(Bounding box annotations)

BEGIN

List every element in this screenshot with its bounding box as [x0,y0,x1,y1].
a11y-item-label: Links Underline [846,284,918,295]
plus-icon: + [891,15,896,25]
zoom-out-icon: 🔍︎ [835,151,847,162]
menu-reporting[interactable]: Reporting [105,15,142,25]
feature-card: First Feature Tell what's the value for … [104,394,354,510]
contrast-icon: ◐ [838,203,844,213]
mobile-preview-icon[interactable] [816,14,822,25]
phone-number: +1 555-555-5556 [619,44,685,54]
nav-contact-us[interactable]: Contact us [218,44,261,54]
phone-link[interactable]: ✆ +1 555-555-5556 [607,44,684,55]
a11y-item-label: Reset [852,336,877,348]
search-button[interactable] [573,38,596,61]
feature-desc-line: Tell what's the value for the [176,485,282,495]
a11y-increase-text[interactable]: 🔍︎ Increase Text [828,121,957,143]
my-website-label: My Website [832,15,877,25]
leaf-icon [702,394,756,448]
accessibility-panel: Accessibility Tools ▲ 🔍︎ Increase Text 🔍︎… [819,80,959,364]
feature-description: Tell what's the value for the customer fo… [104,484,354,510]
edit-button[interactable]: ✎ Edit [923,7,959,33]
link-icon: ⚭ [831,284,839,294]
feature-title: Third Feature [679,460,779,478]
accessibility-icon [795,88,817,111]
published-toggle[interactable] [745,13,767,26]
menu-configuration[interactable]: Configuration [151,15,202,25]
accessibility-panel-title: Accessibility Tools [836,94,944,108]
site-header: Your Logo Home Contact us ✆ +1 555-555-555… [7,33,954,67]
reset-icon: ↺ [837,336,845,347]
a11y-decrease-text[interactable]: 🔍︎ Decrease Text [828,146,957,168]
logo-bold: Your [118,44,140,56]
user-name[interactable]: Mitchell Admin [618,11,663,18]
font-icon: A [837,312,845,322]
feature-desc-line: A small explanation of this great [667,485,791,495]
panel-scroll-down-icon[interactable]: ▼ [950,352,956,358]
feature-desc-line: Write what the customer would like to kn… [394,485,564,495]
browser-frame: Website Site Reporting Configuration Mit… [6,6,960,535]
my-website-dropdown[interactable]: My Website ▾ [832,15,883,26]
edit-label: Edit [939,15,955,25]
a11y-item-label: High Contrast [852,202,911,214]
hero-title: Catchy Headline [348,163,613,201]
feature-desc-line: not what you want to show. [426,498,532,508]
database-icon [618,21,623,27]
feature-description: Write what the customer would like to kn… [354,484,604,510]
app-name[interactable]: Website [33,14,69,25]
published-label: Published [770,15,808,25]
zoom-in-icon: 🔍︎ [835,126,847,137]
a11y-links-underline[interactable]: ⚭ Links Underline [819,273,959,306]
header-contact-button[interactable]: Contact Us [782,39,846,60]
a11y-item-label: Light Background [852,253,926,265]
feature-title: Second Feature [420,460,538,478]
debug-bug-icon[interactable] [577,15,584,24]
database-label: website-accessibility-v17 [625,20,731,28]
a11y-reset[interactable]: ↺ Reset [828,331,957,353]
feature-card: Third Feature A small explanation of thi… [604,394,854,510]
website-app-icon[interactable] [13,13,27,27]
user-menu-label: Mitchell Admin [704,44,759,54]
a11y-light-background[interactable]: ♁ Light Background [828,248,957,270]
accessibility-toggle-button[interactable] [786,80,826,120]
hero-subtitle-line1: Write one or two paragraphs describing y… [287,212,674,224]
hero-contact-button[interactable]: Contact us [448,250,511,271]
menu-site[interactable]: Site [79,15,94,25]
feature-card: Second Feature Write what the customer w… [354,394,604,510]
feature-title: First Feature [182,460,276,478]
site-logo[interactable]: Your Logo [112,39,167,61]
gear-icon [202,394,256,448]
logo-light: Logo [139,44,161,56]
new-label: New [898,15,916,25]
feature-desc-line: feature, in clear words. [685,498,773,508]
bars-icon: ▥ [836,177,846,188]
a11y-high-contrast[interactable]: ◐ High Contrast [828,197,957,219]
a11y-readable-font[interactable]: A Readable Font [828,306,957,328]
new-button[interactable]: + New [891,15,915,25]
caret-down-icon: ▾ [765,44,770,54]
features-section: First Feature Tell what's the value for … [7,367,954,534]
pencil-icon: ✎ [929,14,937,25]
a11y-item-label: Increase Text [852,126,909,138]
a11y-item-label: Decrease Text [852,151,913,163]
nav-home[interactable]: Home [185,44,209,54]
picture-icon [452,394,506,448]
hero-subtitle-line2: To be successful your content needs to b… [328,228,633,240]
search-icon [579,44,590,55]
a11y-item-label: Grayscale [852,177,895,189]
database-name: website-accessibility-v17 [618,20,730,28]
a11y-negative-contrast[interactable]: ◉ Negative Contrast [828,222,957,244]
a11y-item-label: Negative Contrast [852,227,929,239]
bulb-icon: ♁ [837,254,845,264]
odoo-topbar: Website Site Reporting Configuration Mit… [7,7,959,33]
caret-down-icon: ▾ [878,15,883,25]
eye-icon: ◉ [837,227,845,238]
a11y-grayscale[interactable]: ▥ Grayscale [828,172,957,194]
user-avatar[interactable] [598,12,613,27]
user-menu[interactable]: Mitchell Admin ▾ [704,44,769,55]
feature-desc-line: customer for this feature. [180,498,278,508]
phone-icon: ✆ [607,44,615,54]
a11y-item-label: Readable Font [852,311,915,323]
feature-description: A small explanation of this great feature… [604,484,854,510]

END

Copy the items above without any change, starting from the first one and continuing through the line that contains "accessibility-icon [795,88,817,111]".

• _Answer to the exercise_:
List every element in this screenshot with its bounding box as [x0,y0,x1,y1].
a11y-item-label: Links Underline [846,284,918,295]
plus-icon: + [891,15,896,25]
zoom-out-icon: 🔍︎ [835,151,847,162]
menu-reporting[interactable]: Reporting [105,15,142,25]
feature-card: First Feature Tell what's the value for … [104,394,354,510]
contrast-icon: ◐ [838,203,844,213]
mobile-preview-icon[interactable] [816,14,822,25]
phone-number: +1 555-555-5556 [619,44,685,54]
nav-contact-us[interactable]: Contact us [218,44,261,54]
phone-link[interactable]: ✆ +1 555-555-5556 [607,44,684,55]
a11y-item-label: Reset [852,336,877,348]
search-button[interactable] [573,38,596,61]
feature-desc-line: Tell what's the value for the [176,485,282,495]
a11y-increase-text[interactable]: 🔍︎ Increase Text [828,121,957,143]
my-website-label: My Website [832,15,877,25]
leaf-icon [702,394,756,448]
accessibility-panel: Accessibility Tools ▲ 🔍︎ Increase Text 🔍︎… [819,80,959,364]
feature-description: Tell what's the value for the customer fo… [104,484,354,510]
edit-button[interactable]: ✎ Edit [923,7,959,33]
link-icon: ⚭ [831,284,839,294]
feature-title: Third Feature [679,460,779,478]
accessibility-icon [795,88,817,111]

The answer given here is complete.